PROBLEM DESCRIPTION → Reproduce the items word for word, starting at the line that contains "Localize each UI" and ending after the line that contains "- text-line: Having".

TASK INPUT →
++++
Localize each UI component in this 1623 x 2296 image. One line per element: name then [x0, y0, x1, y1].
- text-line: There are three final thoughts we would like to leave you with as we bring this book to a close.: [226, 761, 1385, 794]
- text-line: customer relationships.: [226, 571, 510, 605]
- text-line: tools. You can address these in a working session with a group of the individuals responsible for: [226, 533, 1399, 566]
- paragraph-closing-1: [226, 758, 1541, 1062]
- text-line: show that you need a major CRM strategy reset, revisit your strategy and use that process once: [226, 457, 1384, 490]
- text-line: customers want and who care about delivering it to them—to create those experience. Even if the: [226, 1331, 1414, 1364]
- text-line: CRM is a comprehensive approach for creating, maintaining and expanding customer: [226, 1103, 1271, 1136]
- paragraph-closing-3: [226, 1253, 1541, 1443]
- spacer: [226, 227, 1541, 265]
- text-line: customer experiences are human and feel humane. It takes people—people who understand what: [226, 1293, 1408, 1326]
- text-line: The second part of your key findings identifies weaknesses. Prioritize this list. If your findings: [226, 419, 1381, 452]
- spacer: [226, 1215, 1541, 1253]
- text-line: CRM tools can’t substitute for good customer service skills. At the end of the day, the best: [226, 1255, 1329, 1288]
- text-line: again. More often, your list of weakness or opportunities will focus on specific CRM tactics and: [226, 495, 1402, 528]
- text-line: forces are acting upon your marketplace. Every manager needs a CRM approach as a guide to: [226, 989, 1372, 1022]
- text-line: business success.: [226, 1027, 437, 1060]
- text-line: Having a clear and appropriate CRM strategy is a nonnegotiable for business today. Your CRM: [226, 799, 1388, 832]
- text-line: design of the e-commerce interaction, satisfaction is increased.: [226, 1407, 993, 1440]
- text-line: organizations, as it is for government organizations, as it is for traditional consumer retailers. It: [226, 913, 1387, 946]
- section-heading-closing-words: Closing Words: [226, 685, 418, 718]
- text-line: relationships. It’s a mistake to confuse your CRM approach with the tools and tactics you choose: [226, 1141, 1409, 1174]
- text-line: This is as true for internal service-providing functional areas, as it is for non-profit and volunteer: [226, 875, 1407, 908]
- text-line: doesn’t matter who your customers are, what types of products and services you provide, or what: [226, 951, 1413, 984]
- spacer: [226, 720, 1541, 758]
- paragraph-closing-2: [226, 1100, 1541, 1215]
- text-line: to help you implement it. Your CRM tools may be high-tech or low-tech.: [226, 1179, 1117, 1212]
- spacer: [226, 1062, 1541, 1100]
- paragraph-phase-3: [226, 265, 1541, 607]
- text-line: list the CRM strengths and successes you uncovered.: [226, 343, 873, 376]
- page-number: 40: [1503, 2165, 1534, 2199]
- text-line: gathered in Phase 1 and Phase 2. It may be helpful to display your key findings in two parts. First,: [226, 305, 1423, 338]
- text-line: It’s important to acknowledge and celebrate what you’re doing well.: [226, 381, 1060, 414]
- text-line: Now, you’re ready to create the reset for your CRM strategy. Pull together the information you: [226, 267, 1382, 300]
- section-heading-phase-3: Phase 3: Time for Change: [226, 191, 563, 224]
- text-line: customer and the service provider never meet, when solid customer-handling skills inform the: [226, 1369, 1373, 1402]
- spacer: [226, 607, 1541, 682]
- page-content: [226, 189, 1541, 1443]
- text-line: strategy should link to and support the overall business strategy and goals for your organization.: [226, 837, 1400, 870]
++++
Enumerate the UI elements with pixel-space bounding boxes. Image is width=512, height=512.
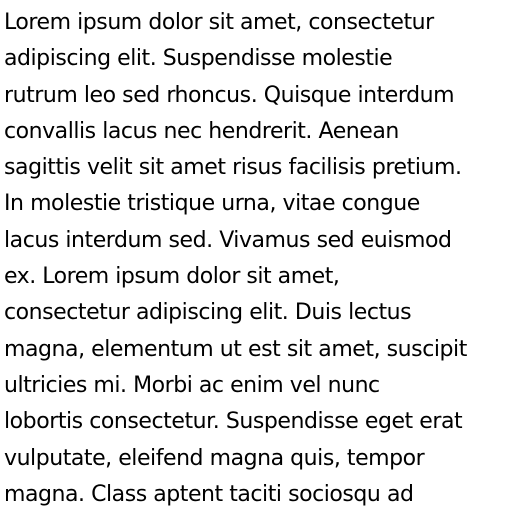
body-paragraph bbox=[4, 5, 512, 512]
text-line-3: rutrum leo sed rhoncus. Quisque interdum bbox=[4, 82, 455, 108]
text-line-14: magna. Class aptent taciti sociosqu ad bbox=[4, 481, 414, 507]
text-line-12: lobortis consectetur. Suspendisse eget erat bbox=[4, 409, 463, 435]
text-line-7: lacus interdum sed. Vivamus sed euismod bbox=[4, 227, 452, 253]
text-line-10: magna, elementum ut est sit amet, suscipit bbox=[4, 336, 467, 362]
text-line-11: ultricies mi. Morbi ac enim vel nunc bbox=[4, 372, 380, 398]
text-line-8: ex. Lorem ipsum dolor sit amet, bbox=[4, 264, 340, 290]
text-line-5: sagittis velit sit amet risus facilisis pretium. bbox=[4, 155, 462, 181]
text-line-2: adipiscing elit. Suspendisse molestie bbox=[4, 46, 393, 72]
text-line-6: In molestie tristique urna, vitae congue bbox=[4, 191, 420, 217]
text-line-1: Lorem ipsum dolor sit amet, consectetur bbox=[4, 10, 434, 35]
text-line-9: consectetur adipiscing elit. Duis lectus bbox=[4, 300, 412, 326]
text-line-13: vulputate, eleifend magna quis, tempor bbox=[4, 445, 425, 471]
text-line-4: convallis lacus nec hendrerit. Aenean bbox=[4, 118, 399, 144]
++++
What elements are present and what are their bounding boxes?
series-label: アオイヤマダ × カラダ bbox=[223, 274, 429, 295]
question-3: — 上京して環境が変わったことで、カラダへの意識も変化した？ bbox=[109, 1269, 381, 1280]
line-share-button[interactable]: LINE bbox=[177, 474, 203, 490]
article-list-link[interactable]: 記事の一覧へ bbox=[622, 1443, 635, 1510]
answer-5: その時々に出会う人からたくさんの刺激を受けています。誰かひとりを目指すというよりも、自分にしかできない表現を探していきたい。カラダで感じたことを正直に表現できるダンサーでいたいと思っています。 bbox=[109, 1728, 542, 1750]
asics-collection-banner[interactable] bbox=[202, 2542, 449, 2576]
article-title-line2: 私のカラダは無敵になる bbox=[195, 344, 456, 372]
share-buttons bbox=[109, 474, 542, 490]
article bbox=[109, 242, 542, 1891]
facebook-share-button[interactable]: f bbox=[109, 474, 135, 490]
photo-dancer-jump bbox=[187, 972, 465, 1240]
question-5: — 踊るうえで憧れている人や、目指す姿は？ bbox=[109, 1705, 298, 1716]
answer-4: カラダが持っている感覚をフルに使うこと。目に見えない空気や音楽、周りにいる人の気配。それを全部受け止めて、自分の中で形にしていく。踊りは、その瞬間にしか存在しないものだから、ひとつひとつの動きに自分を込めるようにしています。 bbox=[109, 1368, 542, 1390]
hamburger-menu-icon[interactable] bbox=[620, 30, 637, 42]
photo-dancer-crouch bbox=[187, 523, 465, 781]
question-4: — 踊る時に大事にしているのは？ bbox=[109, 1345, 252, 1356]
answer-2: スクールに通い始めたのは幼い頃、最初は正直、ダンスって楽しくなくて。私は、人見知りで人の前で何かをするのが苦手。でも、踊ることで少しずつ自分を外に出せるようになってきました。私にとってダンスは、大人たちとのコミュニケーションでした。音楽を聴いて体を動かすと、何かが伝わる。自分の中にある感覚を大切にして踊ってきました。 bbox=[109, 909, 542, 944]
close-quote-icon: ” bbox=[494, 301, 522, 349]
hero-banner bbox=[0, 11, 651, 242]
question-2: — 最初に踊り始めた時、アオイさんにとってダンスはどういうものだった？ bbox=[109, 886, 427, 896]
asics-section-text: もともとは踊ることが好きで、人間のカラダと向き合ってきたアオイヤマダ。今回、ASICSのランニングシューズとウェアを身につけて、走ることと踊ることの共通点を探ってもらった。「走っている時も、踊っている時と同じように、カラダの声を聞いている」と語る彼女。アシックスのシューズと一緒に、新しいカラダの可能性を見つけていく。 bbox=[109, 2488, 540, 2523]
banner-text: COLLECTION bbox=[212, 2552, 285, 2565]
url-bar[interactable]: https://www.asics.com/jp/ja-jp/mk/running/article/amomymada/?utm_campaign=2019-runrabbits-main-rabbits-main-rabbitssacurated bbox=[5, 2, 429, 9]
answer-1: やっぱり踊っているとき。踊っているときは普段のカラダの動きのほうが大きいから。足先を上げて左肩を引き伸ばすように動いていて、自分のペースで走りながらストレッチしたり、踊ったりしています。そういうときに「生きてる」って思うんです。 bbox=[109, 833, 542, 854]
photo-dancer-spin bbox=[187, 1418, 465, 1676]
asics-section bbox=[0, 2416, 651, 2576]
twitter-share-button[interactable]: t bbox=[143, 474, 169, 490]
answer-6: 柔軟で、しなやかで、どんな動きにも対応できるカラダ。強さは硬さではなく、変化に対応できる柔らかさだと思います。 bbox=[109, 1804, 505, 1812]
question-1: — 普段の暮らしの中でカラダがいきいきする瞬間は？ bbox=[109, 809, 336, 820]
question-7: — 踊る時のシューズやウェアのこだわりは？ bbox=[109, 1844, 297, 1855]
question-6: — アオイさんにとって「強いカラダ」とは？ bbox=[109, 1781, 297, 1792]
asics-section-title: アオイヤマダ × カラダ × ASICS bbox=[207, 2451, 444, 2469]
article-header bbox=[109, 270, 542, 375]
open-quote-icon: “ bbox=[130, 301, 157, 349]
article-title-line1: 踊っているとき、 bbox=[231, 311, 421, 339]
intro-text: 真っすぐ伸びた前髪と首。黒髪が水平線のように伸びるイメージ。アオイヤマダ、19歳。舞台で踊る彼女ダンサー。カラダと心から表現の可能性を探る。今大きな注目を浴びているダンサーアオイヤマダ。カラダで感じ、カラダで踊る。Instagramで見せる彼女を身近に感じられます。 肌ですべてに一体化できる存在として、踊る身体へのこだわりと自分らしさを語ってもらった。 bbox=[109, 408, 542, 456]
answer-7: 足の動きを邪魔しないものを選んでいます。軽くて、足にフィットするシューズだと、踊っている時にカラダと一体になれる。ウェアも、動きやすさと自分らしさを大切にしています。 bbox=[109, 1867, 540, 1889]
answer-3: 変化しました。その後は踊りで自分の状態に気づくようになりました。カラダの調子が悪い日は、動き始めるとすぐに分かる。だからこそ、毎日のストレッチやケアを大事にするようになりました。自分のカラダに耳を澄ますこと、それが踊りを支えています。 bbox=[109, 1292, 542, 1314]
++++
WRITTEN SOLUTION →
Localize each UI component in this 1623 x 2296 image. One line per element: name then [x0, y0, x1, y1].
- text-line: There are three final thoughts we would like to leave you with as we bring this book to a close.: [226, 761, 1385, 794]
- text-line: customer relationships.: [226, 571, 510, 605]
- text-line: tools. You can address these in a working session with a group of the individuals responsible for: [226, 533, 1399, 566]
- paragraph-closing-1: [226, 758, 1541, 1062]
- text-line: show that you need a major CRM strategy reset, revisit your strategy and use that process once: [226, 457, 1384, 490]
- text-line: customers want and who care about delivering it to them—to create those experience. Even if the: [226, 1331, 1414, 1364]
- text-line: CRM is a comprehensive approach for creating, maintaining and expanding customer: [226, 1103, 1271, 1136]
- paragraph-closing-3: [226, 1253, 1541, 1443]
- spacer: [226, 227, 1541, 265]
- text-line: customer experiences are human and feel humane. It takes people—people who understand what: [226, 1293, 1408, 1326]
- text-line: The second part of your key findings identifies weaknesses. Prioritize this list. If your findings: [226, 419, 1381, 452]
- spacer: [226, 1215, 1541, 1253]
- text-line: CRM tools can’t substitute for good customer service skills. At the end of the day, the best: [226, 1255, 1329, 1288]
- text-line: again. More often, your list of weakness or opportunities will focus on specific CRM tactics and: [226, 495, 1402, 528]
- text-line: forces are acting upon your marketplace. Every manager needs a CRM approach as a guide to: [226, 989, 1372, 1022]
- text-line: business success.: [226, 1027, 437, 1060]
- text-line: Having a clear and appropriate CRM strategy is a nonnegotiable for business today. Your CRM: [226, 799, 1388, 832]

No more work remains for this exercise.